Return every entry exactly as written.

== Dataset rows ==
** begin **
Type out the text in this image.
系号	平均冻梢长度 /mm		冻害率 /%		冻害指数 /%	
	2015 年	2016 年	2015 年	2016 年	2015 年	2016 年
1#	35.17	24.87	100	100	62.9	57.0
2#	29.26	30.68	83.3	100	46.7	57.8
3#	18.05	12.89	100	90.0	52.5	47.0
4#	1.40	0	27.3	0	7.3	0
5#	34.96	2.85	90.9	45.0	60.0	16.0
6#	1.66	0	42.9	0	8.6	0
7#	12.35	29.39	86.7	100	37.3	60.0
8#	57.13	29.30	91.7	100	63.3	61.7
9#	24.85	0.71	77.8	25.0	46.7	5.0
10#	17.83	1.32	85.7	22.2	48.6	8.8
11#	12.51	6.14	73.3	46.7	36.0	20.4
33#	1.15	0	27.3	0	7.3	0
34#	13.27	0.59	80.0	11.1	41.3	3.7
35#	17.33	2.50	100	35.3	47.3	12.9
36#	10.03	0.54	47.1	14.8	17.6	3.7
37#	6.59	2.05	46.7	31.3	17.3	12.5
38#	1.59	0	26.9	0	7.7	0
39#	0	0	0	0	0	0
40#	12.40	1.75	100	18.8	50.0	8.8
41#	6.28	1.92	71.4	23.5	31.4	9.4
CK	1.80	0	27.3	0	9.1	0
** end **
== Result of the task ==
Type out the text in this image.
系号	平均冻梢长度 /mm		冻害率 /%		冻害指数 /%	
	2015 年	2016 年	2015 年	2016 年	2015 年	2016 年
1#	35.17	24.87	100	100	62.9	57.0
2#	29.26	30.68	83.3	100	46.7	57.8
3#	18.05	12.89	100	90.0	52.5	47.0
4#	1.40	0	27.3	0	7.3	0
5#	34.96	2.85	90.9	45.0	60.0	16.0
6#	1.66	0	42.9	0	8.6	0
7#	12.35	29.39	86.7	100	37.3	60.0
8#	57.13	29.30	91.7	100	63.3	61.7
9#	24.85	0.71	77.8	25.0	46.7	5.0
10#	17.83	1.32	85.7	22.2	48.6	8.8
11#	12.51	6.14	73.3	46.7	36.0	20.4
33#	1.15	0	27.3	0	7.3	0
34#	13.27	0.59	80.0	11.1	41.3	3.7
35#	17.33	2.50	100	35.3	47.3	12.9
36#	10.03	0.54	47.1	14.8	17.6	3.7
37#	6.59	2.05	46.7	31.3	17.3	12.5
38#	1.59	0	26.9	0	7.7	0
39#	0	0	0	0	0	0
40#	12.40	1.75	100	18.8	50.0	8.8
41#	6.28	1.92	71.4	23.5	31.4	9.4
CK	1.80	0	27.3	0	9.1	0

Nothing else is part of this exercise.